_WHAT YOU SHOULD DO_
The records below are to be transcribed exactly as they appear.

(Page transcription entries)
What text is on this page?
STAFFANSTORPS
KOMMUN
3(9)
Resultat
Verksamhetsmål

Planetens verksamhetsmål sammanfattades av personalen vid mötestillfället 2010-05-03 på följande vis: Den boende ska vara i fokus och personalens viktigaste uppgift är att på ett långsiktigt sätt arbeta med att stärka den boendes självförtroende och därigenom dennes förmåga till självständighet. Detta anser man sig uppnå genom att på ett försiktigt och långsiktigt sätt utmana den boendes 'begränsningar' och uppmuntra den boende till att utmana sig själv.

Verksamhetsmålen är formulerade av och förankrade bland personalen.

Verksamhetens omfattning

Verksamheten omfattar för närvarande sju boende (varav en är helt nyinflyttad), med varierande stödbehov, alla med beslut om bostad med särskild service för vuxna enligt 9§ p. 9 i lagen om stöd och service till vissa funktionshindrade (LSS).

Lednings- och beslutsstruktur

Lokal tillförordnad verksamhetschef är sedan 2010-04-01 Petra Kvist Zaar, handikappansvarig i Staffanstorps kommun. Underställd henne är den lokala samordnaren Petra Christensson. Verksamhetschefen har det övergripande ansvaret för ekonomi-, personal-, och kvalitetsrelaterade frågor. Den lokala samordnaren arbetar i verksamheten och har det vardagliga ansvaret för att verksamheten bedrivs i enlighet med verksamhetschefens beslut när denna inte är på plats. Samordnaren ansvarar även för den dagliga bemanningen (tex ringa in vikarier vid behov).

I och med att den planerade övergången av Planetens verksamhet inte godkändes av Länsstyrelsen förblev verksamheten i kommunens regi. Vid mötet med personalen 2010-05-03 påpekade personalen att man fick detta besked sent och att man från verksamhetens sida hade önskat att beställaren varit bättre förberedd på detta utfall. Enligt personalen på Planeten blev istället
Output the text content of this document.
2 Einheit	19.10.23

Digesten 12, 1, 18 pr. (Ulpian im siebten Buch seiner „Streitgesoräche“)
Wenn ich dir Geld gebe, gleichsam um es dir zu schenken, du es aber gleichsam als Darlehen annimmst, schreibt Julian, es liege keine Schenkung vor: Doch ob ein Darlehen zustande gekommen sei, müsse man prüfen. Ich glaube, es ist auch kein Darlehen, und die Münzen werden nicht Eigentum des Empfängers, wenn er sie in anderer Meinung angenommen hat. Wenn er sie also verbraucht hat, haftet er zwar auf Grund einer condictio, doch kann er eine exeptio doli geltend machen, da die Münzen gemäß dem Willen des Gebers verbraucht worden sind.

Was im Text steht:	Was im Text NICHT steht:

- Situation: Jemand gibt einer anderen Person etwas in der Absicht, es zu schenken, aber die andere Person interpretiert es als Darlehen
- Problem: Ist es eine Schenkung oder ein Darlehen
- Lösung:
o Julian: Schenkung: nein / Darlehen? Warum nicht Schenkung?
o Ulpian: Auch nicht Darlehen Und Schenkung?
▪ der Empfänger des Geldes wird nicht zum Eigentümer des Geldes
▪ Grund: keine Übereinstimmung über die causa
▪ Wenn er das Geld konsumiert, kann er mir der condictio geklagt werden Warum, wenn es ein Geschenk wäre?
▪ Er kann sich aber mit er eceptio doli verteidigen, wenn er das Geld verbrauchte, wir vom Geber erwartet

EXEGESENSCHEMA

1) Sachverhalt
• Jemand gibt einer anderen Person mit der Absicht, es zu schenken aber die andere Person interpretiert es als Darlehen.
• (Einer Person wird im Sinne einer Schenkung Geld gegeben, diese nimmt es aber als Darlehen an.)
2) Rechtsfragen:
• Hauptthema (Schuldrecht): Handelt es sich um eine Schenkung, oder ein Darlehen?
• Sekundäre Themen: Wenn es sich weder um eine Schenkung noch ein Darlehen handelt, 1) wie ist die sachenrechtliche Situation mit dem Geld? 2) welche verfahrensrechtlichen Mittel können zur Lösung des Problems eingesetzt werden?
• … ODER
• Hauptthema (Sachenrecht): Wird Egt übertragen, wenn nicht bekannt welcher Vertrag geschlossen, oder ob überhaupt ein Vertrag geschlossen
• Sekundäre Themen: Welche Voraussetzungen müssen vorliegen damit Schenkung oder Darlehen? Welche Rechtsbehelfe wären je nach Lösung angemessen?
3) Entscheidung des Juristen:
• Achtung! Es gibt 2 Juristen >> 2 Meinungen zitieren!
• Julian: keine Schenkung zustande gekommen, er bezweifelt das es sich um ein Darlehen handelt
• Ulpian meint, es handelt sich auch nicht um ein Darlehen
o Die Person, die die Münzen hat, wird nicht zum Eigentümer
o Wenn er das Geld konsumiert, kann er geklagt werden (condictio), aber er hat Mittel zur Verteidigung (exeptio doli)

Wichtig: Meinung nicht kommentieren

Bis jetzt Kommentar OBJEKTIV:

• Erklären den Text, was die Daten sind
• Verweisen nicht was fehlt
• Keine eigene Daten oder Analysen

_SOLUTION FOR THIS TASK_
What text is on this page?
STAFFANSTORPS
KOMMUN
3(9)
Resultat
Verksamhetsmål

Planetens verksamhetsmål sammanfattades av personalen vid mötestillfället 2010-05-03 på följande vis: Den boende ska vara i fokus och personalens viktigaste uppgift är att på ett långsiktigt sätt arbeta med att stärka den boendes självförtroende och därigenom dennes förmåga till självständighet. Detta anser man sig uppnå genom att på ett försiktigt och långsiktigt sätt utmana den boendes 'begränsningar' och uppmuntra den boende till att utmana sig själv.

Verksamhetsmålen är formulerade av och förankrade bland personalen.

Verksamhetens omfattning

Verksamheten omfattar för närvarande sju boende (varav en är helt nyinflyttad), med varierande stödbehov, alla med beslut om bostad med särskild service för vuxna enligt 9§ p. 9 i lagen om stöd och service till vissa funktionshindrade (LSS).

Lednings- och beslutsstruktur

Lokal tillförordnad verksamhetschef är sedan 2010-04-01 Petra Kvist Zaar, handikappansvarig i Staffanstorps kommun. Underställd henne är den lokala samordnaren Petra Christensson. Verksamhetschefen har det övergripande ansvaret för ekonomi-, personal-, och kvalitetsrelaterade frågor. Den lokala samordnaren arbetar i verksamheten och har det vardagliga ansvaret för att verksamheten bedrivs i enlighet med verksamhetschefens beslut när denna inte är på plats. Samordnaren ansvarar även för den dagliga bemanningen (tex ringa in vikarier vid behov).

I och med att den planerade övergången av Planetens verksamhet inte godkändes av Länsstyrelsen förblev verksamheten i kommunens regi. Vid mötet med personalen 2010-05-03 påpekade personalen att man fick detta besked sent och att man från verksamhetens sida hade önskat att beställaren varit bättre förberedd på detta utfall. Enligt personalen på Planeten blev istället
Output the text content of this document.
2 Einheit	19.10.23

Digesten 12, 1, 18 pr. (Ulpian im siebten Buch seiner „Streitgesoräche“)
Wenn ich dir Geld gebe, gleichsam um es dir zu schenken, du es aber gleichsam als Darlehen annimmst, schreibt Julian, es liege keine Schenkung vor: Doch ob ein Darlehen zustande gekommen sei, müsse man prüfen. Ich glaube, es ist auch kein Darlehen, und die Münzen werden nicht Eigentum des Empfängers, wenn er sie in anderer Meinung angenommen hat. Wenn er sie also verbraucht hat, haftet er zwar auf Grund einer condictio, doch kann er eine exeptio doli geltend machen, da die Münzen gemäß dem Willen des Gebers verbraucht worden sind.

Was im Text steht:	Was im Text NICHT steht:

- Situation: Jemand gibt einer anderen Person etwas in der Absicht, es zu schenken, aber die andere Person interpretiert es als Darlehen
- Problem: Ist es eine Schenkung oder ein Darlehen
- Lösung:
o Julian: Schenkung: nein / Darlehen? Warum nicht Schenkung?
o Ulpian: Auch nicht Darlehen Und Schenkung?
▪ der Empfänger des Geldes wird nicht zum Eigentümer des Geldes
▪ Grund: keine Übereinstimmung über die causa
▪ Wenn er das Geld konsumiert, kann er mir der condictio geklagt werden Warum, wenn es ein Geschenk wäre?
▪ Er kann sich aber mit er eceptio doli verteidigen, wenn er das Geld verbrauchte, wir vom Geber erwartet

EXEGESENSCHEMA

1) Sachverhalt
• Jemand gibt einer anderen Person mit der Absicht, es zu schenken aber die andere Person interpretiert es als Darlehen.
• (Einer Person wird im Sinne einer Schenkung Geld gegeben, diese nimmt es aber als Darlehen an.)
2) Rechtsfragen:
• Hauptthema (Schuldrecht): Handelt es sich um eine Schenkung, oder ein Darlehen?
• Sekundäre Themen: Wenn es sich weder um eine Schenkung noch ein Darlehen handelt, 1) wie ist die sachenrechtliche Situation mit dem Geld? 2) welche verfahrensrechtlichen Mittel können zur Lösung des Problems eingesetzt werden?
• … ODER
• Hauptthema (Sachenrecht): Wird Egt übertragen, wenn nicht bekannt welcher Vertrag geschlossen, oder ob überhaupt ein Vertrag geschlossen
• Sekundäre Themen: Welche Voraussetzungen müssen vorliegen damit Schenkung oder Darlehen? Welche Rechtsbehelfe wären je nach Lösung angemessen?
3) Entscheidung des Juristen:
• Achtung! Es gibt 2 Juristen >> 2 Meinungen zitieren!
• Julian: keine Schenkung zustande gekommen, er bezweifelt das es sich um ein Darlehen handelt
• Ulpian meint, es handelt sich auch nicht um ein Darlehen
o Die Person, die die Münzen hat, wird nicht zum Eigentümer
o Wenn er das Geld konsumiert, kann er geklagt werden (condictio), aber er hat Mittel zur Verteidigung (exeptio doli)

Wichtig: Meinung nicht kommentieren

Bis jetzt Kommentar OBJEKTIV:

• Erklären den Text, was die Daten sind
• Verweisen nicht was fehlt
• Keine eigene Daten oder Analysen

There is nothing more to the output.